Pick out the lines below that contain the string "label" and copy them all.
━━━━━━
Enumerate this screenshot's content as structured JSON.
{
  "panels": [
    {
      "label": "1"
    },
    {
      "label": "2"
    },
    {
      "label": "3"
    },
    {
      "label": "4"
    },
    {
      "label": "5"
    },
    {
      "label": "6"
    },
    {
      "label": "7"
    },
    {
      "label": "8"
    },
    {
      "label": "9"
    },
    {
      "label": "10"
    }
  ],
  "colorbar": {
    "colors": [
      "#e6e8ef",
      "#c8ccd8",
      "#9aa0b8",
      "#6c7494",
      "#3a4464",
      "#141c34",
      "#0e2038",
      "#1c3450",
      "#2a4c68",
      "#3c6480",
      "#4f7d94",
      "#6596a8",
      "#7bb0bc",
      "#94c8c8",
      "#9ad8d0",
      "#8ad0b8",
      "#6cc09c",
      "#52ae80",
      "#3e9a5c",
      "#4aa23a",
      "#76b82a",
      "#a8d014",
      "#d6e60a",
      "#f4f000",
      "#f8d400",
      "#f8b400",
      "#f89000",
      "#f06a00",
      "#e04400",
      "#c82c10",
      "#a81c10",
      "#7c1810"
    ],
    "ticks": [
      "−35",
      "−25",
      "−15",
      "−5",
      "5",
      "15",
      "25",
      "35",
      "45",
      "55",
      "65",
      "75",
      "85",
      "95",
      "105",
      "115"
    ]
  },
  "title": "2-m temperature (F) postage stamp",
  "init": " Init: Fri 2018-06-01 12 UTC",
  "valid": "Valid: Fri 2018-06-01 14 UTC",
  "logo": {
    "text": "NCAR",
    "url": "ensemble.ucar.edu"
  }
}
━━━━━━
▶ _FINAL RESULT_
      "label": "1"
      "label": "2"
      "label": "3"
      "label": "4"
      "label": "5"
      "label": "6"
      "label": "7"
      "label": "8"
      "label": "9"
      "label": "10"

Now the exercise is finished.